## Short task
Find the word "adalah" in the material below and gather every line that contains it.

Stored records
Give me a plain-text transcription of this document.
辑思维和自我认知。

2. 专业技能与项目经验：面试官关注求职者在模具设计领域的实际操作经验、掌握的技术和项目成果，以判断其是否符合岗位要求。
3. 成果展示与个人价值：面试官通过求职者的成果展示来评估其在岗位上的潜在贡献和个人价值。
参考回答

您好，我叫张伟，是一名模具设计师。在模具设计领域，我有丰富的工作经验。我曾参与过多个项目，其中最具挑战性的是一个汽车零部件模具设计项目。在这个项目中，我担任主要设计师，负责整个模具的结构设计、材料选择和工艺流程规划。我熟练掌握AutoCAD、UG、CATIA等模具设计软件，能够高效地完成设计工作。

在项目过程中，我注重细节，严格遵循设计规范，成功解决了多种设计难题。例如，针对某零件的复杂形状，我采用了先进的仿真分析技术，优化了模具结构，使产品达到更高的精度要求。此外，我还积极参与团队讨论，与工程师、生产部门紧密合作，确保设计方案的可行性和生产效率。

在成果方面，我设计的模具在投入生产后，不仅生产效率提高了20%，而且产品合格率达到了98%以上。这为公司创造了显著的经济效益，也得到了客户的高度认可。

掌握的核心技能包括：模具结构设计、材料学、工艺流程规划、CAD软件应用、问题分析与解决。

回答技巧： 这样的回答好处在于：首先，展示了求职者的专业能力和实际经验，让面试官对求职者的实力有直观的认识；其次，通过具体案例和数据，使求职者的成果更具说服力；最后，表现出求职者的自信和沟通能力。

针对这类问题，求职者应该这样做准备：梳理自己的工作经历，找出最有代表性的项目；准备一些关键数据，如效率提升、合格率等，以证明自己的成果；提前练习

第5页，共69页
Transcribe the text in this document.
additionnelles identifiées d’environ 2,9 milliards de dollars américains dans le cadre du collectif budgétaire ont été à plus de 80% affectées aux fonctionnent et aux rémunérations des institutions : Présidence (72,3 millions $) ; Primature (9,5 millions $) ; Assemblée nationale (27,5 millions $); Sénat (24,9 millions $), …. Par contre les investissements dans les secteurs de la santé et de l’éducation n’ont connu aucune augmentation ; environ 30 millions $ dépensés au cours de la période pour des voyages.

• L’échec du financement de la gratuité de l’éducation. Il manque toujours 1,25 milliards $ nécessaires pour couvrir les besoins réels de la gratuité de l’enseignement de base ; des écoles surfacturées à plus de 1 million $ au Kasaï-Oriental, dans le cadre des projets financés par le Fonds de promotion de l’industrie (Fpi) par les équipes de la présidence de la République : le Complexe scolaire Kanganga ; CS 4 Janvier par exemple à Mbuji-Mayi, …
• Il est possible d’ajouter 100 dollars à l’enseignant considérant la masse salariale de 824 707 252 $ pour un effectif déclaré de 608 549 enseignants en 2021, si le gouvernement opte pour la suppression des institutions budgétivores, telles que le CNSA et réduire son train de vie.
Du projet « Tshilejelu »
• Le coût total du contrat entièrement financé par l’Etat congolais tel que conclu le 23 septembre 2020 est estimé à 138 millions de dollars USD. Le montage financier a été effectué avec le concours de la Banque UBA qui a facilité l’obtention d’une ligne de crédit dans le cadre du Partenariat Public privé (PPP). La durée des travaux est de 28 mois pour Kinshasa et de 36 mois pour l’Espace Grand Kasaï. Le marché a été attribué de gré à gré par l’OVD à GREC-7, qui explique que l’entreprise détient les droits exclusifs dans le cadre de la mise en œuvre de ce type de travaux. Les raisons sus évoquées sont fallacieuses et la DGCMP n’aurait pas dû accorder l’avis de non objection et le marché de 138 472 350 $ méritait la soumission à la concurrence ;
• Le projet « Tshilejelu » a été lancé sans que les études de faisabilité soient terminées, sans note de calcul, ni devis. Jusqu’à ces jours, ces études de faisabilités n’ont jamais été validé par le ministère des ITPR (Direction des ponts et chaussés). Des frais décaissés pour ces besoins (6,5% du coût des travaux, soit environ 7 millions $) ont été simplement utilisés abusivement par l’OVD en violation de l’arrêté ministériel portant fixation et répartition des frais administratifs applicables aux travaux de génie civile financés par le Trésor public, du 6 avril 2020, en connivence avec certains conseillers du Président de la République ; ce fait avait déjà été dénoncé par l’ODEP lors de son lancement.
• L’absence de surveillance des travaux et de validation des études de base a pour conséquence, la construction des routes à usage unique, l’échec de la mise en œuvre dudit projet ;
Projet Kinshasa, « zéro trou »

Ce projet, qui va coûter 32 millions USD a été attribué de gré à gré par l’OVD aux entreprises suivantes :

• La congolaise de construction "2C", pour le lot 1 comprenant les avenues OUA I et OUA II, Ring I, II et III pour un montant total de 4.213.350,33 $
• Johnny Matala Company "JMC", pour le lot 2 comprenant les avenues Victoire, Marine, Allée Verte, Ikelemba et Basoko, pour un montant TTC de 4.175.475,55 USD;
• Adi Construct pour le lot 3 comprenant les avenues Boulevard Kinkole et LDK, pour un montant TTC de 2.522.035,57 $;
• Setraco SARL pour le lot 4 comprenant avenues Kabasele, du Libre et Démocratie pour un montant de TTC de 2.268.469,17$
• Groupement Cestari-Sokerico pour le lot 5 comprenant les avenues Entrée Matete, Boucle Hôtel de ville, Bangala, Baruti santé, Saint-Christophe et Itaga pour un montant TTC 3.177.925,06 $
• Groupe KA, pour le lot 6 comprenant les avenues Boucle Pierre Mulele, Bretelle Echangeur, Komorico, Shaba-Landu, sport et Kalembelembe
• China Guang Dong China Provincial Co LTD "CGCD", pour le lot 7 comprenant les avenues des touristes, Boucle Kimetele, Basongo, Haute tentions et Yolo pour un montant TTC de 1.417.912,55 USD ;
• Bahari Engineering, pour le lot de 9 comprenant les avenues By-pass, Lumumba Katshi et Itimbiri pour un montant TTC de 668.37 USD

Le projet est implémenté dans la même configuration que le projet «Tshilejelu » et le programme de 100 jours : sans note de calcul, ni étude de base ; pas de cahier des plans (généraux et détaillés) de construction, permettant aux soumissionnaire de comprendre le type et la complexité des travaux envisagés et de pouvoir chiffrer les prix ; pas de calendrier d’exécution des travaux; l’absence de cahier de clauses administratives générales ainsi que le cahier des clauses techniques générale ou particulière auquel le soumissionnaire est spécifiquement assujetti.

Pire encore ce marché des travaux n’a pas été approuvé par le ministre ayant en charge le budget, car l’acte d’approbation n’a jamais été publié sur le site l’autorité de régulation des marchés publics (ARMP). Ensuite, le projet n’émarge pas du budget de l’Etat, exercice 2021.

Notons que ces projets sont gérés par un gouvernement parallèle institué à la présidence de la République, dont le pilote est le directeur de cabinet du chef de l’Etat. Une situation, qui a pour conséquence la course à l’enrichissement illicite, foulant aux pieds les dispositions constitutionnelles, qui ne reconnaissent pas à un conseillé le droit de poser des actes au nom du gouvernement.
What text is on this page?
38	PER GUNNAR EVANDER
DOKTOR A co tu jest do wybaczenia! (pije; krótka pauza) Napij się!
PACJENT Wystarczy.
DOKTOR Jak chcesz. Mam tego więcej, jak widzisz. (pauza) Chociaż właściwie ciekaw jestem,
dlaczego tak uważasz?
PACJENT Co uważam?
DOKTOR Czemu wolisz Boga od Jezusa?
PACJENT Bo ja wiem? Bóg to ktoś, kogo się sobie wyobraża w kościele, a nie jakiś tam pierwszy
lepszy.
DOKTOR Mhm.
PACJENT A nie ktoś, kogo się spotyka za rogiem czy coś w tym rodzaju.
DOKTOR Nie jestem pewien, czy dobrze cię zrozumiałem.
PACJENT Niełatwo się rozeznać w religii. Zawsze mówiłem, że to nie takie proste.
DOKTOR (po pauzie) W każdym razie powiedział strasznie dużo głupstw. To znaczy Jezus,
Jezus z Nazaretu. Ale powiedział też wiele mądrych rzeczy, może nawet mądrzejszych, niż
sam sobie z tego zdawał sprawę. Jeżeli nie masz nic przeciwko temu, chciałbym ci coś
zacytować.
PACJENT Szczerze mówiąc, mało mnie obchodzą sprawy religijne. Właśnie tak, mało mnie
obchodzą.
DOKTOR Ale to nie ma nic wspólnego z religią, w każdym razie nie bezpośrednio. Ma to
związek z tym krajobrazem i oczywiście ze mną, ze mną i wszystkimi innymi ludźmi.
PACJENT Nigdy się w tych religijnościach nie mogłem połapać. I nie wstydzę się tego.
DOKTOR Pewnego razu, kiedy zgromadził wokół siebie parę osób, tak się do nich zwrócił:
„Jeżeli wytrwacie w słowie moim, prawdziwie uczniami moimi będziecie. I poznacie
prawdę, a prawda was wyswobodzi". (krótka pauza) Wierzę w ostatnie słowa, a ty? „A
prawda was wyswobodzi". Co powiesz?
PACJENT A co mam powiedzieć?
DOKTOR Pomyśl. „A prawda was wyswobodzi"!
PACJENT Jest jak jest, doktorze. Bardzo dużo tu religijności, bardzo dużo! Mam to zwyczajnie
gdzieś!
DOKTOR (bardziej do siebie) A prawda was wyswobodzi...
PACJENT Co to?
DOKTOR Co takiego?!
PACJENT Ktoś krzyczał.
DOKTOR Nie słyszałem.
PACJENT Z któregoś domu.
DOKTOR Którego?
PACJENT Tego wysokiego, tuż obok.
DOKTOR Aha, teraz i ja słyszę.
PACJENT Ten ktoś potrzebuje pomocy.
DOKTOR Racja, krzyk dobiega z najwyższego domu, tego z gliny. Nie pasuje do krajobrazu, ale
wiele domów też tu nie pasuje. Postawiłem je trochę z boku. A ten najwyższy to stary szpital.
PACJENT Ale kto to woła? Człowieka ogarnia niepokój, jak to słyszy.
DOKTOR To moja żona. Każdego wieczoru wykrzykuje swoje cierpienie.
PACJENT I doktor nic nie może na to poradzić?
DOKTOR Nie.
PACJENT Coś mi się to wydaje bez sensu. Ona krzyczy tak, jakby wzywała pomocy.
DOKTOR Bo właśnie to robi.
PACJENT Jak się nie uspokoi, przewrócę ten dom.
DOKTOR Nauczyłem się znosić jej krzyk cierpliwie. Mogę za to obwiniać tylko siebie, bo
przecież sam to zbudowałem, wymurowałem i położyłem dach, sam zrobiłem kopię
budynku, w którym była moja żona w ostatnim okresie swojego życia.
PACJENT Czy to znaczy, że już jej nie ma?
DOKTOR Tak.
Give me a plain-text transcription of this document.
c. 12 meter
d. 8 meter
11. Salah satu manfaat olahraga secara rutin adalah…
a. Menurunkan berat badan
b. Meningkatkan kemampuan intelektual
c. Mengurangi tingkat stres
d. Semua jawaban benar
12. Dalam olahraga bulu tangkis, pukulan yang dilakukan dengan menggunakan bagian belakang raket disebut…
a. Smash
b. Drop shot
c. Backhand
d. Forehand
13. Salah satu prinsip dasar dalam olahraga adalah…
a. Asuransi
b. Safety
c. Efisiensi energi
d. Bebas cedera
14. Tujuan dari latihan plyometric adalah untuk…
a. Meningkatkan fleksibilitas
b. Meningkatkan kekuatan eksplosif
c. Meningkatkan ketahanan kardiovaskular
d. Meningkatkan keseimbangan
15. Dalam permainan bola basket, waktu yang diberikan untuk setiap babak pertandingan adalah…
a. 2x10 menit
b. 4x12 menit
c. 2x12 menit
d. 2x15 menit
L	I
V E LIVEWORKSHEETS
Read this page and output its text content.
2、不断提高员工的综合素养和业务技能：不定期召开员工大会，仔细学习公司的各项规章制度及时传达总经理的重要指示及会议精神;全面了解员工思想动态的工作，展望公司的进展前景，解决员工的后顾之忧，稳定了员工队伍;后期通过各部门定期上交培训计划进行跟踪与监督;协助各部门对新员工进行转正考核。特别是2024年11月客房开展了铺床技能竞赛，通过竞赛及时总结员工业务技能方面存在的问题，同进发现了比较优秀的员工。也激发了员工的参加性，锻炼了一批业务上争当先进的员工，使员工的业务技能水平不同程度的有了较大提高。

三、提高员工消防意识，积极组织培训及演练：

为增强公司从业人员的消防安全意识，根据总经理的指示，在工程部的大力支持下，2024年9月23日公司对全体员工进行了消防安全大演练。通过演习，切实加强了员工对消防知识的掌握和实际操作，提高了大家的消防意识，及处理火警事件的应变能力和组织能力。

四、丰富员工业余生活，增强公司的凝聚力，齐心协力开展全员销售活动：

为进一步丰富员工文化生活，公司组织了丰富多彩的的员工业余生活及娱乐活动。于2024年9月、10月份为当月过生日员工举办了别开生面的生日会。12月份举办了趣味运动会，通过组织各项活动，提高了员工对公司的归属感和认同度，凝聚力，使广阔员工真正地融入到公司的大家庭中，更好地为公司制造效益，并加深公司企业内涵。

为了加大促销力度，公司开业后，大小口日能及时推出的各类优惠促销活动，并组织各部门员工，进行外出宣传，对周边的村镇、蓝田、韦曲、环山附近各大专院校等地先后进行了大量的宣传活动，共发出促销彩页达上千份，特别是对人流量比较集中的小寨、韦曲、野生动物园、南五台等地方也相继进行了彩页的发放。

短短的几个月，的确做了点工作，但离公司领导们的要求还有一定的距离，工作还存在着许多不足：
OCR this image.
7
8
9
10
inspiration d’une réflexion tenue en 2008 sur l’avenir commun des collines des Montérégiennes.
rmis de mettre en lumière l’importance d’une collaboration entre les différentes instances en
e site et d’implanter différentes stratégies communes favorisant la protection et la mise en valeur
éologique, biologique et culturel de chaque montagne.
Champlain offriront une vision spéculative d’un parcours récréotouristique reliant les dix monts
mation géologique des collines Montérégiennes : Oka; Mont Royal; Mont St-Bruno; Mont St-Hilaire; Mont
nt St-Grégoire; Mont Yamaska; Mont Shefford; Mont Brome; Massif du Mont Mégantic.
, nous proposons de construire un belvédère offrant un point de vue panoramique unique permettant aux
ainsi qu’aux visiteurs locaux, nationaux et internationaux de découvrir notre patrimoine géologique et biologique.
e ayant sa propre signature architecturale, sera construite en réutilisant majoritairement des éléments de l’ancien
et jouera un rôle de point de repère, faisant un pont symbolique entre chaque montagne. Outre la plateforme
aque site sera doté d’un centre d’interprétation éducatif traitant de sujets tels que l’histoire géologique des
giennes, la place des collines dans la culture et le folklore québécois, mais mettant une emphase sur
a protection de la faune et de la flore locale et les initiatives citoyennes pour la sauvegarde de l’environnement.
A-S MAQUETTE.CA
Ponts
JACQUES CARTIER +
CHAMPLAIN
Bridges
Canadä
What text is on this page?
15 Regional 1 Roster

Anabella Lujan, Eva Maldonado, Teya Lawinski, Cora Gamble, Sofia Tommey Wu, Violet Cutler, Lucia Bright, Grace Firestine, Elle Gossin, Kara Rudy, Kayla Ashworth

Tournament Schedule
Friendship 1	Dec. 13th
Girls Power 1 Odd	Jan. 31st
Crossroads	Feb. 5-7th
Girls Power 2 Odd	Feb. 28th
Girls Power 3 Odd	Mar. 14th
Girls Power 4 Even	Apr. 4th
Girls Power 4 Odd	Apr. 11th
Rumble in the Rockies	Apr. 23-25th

## Answer to this problem
11. Salah satu manfaat olahraga secara rutin adalah…
13. Salah satu prinsip dasar dalam olahraga adalah…
14. Tujuan dari latihan plyometric adalah untuk…
15. Dalam permainan bola basket, waktu yang diberikan untuk setiap babak pertandingan adalah…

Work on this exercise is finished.